* _TASK PROMPT_:
Would you return all of this data exactly, leaving nothing out?

::::::

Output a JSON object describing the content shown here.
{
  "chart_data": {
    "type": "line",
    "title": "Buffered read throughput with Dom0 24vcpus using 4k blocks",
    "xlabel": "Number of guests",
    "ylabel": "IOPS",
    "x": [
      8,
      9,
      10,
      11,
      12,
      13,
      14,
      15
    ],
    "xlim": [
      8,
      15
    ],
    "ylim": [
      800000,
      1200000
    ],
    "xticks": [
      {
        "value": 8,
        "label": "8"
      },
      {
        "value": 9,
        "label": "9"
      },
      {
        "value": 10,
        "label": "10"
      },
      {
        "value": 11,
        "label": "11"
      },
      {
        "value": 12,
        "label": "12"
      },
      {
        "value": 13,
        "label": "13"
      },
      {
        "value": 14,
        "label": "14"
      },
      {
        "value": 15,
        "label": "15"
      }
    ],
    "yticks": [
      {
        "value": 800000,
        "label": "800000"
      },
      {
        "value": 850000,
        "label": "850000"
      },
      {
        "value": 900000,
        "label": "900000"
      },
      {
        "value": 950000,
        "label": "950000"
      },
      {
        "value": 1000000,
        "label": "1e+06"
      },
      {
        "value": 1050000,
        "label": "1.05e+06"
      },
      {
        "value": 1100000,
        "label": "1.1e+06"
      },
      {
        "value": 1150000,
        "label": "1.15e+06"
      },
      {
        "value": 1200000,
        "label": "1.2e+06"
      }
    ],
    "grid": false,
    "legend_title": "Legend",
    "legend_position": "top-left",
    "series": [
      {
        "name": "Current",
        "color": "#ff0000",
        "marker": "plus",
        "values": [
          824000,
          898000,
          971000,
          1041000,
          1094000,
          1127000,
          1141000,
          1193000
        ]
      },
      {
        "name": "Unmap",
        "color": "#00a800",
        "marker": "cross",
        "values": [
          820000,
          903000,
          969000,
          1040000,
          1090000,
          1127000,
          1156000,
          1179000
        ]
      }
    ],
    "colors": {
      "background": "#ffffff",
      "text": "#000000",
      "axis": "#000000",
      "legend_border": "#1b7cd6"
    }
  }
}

::::::

* _WRITTEN ANSWER_:
Output a JSON object describing the content shown here.
{
  "chart_data": {
    "type": "line",
    "title": "Buffered read throughput with Dom0 24vcpus using 4k blocks",
    "xlabel": "Number of guests",
    "ylabel": "IOPS",
    "x": [
      8,
      9,
      10,
      11,
      12,
      13,
      14,
      15
    ],
    "xlim": [
      8,
      15
    ],
    "ylim": [
      800000,
      1200000
    ],
    "xticks": [
      {
        "value": 8,
        "label": "8"
      },
      {
        "value": 9,
        "label": "9"
      },
      {
        "value": 10,
        "label": "10"
      },
      {
        "value": 11,
        "label": "11"
      },
      {
        "value": 12,
        "label": "12"
      },
      {
        "value": 13,
        "label": "13"
      },
      {
        "value": 14,
        "label": "14"
      },
      {
        "value": 15,
        "label": "15"
      }
    ],
    "yticks": [
      {
        "value": 800000,
        "label": "800000"
      },
      {
        "value": 850000,
        "label": "850000"
      },
      {
        "value": 900000,
        "label": "900000"
      },
      {
        "value": 950000,
        "label": "950000"
      },
      {
        "value": 1000000,
        "label": "1e+06"
      },
      {
        "value": 1050000,
        "label": "1.05e+06"
      },
      {
        "value": 1100000,
        "label": "1.1e+06"
      },
      {
        "value": 1150000,
        "label": "1.15e+06"
      },
      {
        "value": 1200000,
        "label": "1.2e+06"
      }
    ],
    "grid": false,
    "legend_title": "Legend",
    "legend_position": "top-left",
    "series": [
      {
        "name": "Current",
        "color": "#ff0000",
        "marker": "plus",
        "values": [
          824000,
          898000,
          971000,
          1041000,
          1094000,
          1127000,
          1141000,
          1193000
        ]
      },
      {
        "name": "Unmap",
        "color": "#00a800",
        "marker": "cross",
        "values": [
          820000,
          903000,
          969000,
          1040000,
          1090000,
          1127000,
          1156000,
          1179000
        ]
      }
    ],
    "colors": {
      "background": "#ffffff",
      "text": "#000000",
      "axis": "#000000",
      "legend_border": "#1b7cd6"
    }
  }
}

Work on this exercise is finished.